** Start of Records shown **

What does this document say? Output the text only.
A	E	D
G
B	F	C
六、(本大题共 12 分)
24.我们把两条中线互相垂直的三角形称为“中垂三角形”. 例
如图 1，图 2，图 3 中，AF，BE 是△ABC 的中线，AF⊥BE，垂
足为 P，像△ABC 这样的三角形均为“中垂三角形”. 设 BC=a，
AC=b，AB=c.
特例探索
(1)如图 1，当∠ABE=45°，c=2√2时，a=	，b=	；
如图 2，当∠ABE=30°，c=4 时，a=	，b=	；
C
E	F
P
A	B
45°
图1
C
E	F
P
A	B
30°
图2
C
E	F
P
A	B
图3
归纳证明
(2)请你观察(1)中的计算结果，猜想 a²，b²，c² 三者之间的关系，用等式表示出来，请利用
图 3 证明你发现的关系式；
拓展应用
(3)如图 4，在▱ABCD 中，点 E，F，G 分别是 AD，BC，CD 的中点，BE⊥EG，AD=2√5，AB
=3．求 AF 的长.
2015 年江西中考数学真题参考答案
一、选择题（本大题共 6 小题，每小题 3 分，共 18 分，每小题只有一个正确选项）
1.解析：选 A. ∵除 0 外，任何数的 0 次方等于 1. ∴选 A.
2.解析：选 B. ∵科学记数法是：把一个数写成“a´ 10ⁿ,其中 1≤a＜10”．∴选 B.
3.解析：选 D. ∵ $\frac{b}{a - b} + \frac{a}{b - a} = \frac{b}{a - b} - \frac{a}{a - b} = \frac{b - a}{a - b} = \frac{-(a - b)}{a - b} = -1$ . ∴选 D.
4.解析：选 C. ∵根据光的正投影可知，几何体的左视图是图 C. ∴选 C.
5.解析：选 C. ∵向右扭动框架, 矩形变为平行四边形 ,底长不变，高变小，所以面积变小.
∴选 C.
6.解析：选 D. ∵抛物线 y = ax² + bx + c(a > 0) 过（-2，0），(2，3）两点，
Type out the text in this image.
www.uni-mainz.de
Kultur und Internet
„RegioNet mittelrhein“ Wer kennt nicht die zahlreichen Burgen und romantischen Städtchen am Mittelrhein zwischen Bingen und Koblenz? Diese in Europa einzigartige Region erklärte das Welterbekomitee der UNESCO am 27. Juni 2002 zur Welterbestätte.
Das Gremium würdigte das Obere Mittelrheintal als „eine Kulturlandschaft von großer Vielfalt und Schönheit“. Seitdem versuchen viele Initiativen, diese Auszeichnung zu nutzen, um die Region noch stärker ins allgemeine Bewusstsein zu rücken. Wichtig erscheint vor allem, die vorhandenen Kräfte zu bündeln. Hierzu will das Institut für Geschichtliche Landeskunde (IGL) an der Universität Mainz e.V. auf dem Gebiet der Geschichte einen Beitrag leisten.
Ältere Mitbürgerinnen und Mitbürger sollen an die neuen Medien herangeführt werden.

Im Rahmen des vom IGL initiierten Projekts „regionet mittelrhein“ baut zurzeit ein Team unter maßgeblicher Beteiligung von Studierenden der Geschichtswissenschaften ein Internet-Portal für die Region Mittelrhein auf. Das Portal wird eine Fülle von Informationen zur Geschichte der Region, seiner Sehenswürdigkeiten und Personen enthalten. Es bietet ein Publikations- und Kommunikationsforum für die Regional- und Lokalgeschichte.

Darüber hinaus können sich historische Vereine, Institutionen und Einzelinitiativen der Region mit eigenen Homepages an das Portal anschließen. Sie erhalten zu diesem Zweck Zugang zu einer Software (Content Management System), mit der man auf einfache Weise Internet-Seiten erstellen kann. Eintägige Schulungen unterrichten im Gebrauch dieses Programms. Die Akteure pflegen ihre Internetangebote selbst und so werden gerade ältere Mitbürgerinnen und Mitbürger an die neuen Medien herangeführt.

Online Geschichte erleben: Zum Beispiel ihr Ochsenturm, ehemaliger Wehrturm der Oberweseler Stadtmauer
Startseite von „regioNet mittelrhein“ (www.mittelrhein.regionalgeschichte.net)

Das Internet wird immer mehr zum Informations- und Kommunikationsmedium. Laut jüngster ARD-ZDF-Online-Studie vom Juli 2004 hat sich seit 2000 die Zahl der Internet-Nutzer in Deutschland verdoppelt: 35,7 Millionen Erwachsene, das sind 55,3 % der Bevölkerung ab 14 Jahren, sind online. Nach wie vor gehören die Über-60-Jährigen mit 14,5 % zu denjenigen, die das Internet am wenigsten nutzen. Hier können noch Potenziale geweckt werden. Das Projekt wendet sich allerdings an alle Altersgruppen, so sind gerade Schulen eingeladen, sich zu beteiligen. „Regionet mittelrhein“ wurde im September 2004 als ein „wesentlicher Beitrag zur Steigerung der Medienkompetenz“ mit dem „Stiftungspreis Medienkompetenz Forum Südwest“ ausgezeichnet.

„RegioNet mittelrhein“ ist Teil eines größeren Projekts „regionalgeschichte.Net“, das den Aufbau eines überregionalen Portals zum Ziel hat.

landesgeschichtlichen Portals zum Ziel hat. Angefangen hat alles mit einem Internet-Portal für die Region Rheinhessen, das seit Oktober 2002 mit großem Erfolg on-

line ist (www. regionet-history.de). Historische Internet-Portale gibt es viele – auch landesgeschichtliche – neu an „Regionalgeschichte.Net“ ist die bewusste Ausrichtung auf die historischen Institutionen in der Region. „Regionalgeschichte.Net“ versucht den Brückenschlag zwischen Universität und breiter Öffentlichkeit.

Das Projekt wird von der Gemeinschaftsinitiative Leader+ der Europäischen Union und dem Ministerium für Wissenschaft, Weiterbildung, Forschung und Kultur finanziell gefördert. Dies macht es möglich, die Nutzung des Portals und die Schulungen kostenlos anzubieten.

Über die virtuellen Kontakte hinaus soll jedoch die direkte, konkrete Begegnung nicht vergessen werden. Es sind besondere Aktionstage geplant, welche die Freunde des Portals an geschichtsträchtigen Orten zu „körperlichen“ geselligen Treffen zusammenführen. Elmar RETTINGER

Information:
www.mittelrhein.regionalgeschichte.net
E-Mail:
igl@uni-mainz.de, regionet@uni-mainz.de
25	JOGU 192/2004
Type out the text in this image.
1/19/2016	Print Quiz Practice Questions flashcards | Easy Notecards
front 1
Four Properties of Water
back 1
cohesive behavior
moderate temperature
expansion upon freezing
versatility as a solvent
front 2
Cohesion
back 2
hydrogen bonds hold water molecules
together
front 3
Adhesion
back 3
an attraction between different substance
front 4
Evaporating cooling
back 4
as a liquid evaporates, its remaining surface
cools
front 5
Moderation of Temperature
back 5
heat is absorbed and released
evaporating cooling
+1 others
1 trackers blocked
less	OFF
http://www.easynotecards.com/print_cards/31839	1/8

** End of Records shown **

Instructions for the task: Look over the material above and show each line where "中垂三角形" appears.

In response:
24.我们把两条中线互相垂直的三角形称为“中垂三角形”. 例
足为 P，像△ABC 这样的三角形均为“中垂三角形”. 设 BC=a，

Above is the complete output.